[[ Document segment, beginning ]]

Notably, OC has shown an increased resistance to paclitaxel, a TLR4 ligand, but not to platinum derivatives [3]. Regarding different OC cell lines (OVCAR3, SKOV3, A2780), the TLR4 activation induced IL-1 receptor-associated kinase (IRAK)-4 and NF-kB signaling, and c-Jun, IL-6 and IL-8 production, all of which related to tumor chemoresistance [5]. Although the activation of TLR system appears to be associated with poor outcomes when considering OC cells, our results suggest a protective role of TLR4 signaling in relation to the management of immune cells.

[[ Document segment, end ]]
[[ Records supplied, beginning ]]

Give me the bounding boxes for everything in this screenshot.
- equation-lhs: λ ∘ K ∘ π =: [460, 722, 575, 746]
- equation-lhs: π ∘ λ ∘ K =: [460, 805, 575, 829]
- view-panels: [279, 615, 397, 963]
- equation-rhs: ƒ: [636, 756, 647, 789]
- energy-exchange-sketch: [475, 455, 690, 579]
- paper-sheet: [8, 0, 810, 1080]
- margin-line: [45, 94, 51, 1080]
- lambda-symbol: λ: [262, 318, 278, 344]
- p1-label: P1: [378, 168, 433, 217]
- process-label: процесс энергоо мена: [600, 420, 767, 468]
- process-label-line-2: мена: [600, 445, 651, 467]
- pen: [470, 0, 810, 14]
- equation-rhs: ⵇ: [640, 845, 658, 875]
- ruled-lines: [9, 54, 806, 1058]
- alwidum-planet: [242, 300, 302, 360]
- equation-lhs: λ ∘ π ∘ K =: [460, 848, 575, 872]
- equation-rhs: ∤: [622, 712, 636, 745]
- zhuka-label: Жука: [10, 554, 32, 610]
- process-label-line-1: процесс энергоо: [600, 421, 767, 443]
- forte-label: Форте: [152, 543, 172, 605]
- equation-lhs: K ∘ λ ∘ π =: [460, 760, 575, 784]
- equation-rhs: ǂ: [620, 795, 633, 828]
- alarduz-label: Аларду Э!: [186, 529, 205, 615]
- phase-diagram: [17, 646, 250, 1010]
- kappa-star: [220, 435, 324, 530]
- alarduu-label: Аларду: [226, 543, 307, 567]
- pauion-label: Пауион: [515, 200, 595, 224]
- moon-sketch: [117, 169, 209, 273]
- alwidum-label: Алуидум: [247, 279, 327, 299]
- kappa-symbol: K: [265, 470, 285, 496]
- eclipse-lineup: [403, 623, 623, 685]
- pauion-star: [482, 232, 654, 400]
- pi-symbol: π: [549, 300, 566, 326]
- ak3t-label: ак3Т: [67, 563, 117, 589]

[[ Records supplied, end ]]

**Work instructions**
a) In the passage on TLR4 and OC chemoresistance, which OC cell lines are named?
b) Reproduce the part of the TLR4 passage that starts at the words "Notably, OC has" and stops after "of immune cells.".

**Solutions for each task**
a) OVCAR3, SKOV3, and A2780.

b)
Notably, OC has shown an increased resistance to paclitaxel, a TLR4 ligand, but not to platinum derivatives [3]. Regarding different OC cell lines (OVCAR3, SKOV3, A2780), the TLR4 activation induced IL-1 receptor-associated kinase (IRAK)-4 and NF-kB signaling, and c-Jun, IL-6 and IL-8 production, all of which related to tumor chemoresistance [5]. Although the activation of TLR system appears to be associated with poor outcomes when considering OC cells, our results suggest a protective role of TLR4 signaling in relation to the management of immune cells.